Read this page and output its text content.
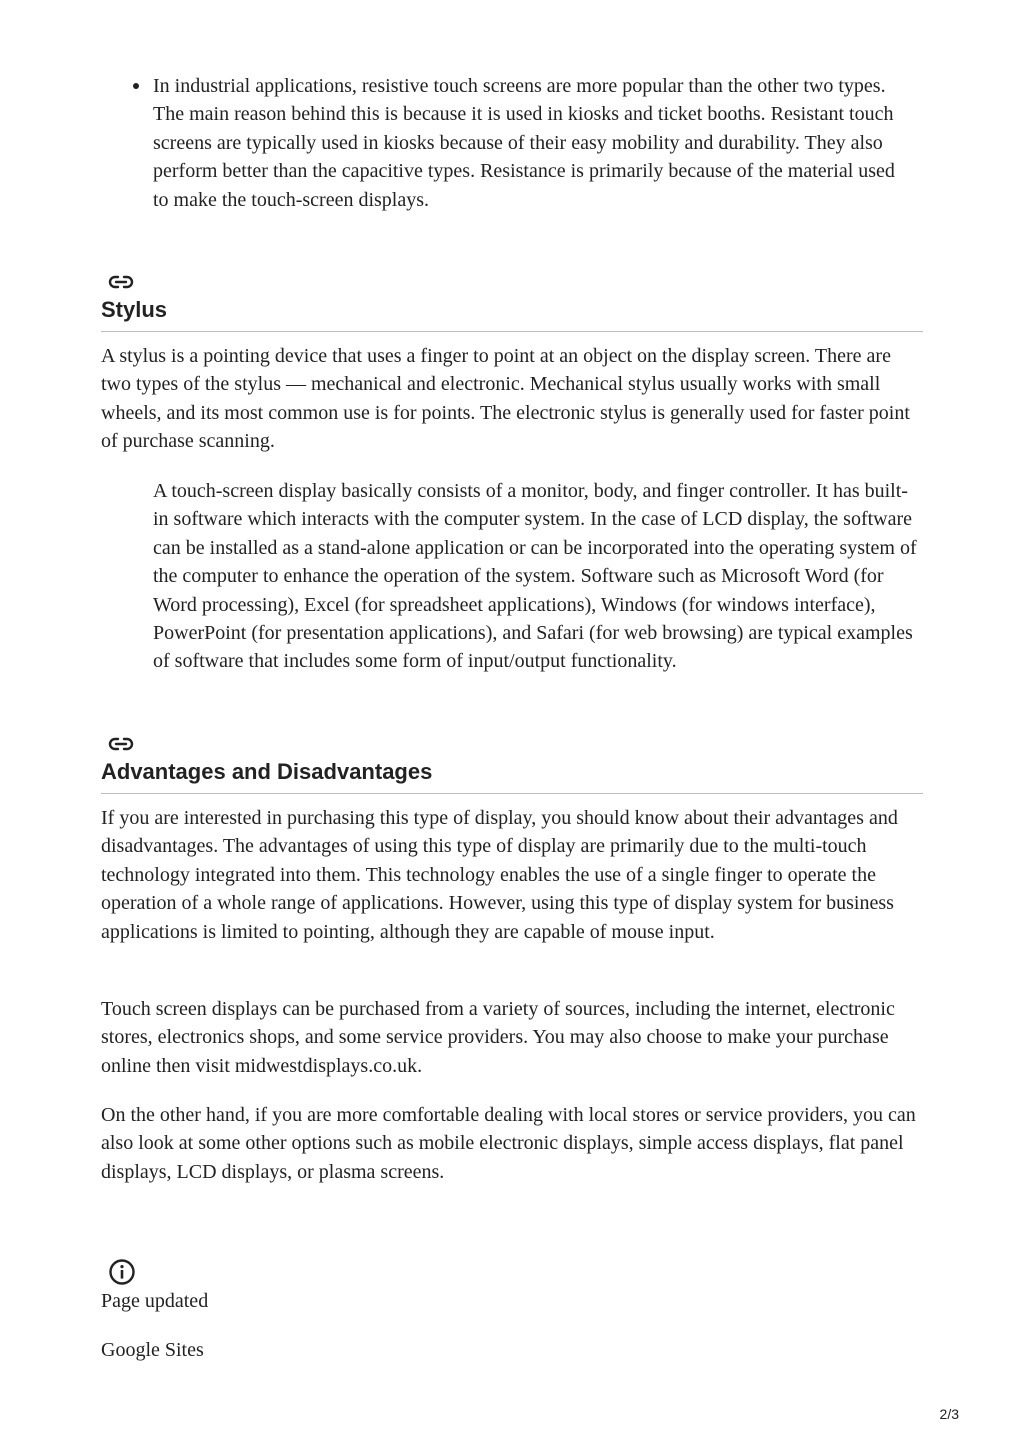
In industrial applications, resistive touch screens are more popular than the other two types. The main reason behind this is because it is used in kiosks and ticket booths. Resistant touch screens are typically used in kiosks because of their easy mobility and durability. They also perform better than the capacitive types. Resistance is primarily because of the material used to make the touch-screen displays.
Stylus

A stylus is a pointing device that uses a finger to point at an object on the display screen. There are two types of the stylus — mechanical and electronic. Mechanical stylus usually works with small wheels, and its most common use is for points. The electronic stylus is generally used for faster point of purchase scanning.

A touch-screen display basically consists of a monitor, body, and finger controller. It has built-in software which interacts with the computer system. In the case of LCD display, the software can be installed as a stand-alone application or can be incorporated into the operating system of the computer to enhance the operation of the system. Software such as Microsoft Word (for Word processing), Excel (for spreadsheet applications), Windows (for windows interface), PowerPoint (for presentation applications), and Safari (for web browsing) are typical examples of software that includes some form of input/output functionality.

Advantages and Disadvantages

If you are interested in purchasing this type of display, you should know about their advantages and disadvantages. The advantages of using this type of display are primarily due to the multi-touch technology integrated into them. This technology enables the use of a single finger to operate the operation of a whole range of applications. However, using this type of display system for business applications is limited to pointing, although they are capable of mouse input.

Touch screen displays can be purchased from a variety of sources, including the internet, electronic stores, electronics shops, and some service providers. You may also choose to make your purchase online then visit midwestdisplays.co.uk.

On the other hand, if you are more comfortable dealing with local stores or service providers, you can also look at some other options such as mobile electronic displays, simple access displays, flat panel displays, LCD displays, or plasma screens.

Page updated
Google Sites
2/3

### TASK BRIEF
The string "stores" may appear in lines of the listing above; tally those lines and give the number only.

### FINISHED EXERCISE
2